Dataset items:
<<<<
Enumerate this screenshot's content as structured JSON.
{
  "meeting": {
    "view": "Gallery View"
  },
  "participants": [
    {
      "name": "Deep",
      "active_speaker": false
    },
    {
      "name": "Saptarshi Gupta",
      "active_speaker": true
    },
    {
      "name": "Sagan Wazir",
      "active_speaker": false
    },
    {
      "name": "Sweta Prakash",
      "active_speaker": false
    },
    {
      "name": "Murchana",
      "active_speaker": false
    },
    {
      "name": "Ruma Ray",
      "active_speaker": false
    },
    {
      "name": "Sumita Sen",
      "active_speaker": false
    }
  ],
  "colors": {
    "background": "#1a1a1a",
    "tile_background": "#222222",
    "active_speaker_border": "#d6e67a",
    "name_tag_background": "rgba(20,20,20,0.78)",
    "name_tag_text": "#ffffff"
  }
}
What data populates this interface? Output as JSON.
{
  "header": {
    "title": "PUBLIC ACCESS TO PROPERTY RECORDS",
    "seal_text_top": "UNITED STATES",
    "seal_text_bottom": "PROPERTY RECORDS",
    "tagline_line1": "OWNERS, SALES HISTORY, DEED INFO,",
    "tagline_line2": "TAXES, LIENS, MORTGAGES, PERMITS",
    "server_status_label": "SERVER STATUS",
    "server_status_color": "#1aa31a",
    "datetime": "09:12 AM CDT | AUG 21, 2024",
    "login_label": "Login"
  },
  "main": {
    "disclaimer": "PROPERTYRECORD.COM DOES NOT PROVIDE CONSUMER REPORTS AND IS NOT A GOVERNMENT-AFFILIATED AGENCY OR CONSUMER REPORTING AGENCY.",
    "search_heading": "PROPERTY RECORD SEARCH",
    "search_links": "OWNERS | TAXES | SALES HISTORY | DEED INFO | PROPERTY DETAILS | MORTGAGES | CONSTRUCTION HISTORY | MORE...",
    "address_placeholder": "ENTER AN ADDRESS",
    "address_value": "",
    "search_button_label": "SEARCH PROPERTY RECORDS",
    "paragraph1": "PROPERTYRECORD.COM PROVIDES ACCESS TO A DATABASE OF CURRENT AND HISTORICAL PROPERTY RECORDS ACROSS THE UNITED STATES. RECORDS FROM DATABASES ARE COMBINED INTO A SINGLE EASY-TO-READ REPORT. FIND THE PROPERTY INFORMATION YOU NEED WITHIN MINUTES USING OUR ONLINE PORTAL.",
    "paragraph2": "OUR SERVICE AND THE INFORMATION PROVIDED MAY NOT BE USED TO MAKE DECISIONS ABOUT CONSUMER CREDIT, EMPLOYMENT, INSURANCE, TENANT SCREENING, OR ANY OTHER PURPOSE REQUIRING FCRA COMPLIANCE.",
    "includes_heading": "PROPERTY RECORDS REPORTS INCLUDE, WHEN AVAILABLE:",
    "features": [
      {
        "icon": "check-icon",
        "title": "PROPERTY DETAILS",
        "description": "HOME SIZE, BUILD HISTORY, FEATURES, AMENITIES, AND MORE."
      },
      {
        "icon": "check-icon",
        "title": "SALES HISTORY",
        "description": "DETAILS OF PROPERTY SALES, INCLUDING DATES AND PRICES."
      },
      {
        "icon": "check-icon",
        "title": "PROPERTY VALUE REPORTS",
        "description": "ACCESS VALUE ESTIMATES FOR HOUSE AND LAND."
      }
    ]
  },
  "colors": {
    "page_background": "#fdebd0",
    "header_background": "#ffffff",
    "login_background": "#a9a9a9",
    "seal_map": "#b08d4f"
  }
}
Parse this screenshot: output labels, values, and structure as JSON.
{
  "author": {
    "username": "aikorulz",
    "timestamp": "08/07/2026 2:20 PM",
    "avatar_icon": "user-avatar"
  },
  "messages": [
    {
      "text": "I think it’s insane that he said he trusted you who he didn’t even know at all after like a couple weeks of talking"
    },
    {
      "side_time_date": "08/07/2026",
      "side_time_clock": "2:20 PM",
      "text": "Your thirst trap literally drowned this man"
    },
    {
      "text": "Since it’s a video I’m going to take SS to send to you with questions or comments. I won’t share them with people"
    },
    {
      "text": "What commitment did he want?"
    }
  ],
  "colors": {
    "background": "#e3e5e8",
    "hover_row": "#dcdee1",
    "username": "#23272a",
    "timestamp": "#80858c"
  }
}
>>>>
▶ [Task to complete] Scan the lines for the string "DEED". Copy out each line that matches.

▶ [Answer to this task]
    "tagline_line1": "OWNERS, SALES HISTORY, DEED INFO,",
    "search_links": "OWNERS | TAXES | SALES HISTORY | DEED INFO | PROPERTY DETAILS | MORTGAGES | CONSTRUCTION HISTORY | MORE...",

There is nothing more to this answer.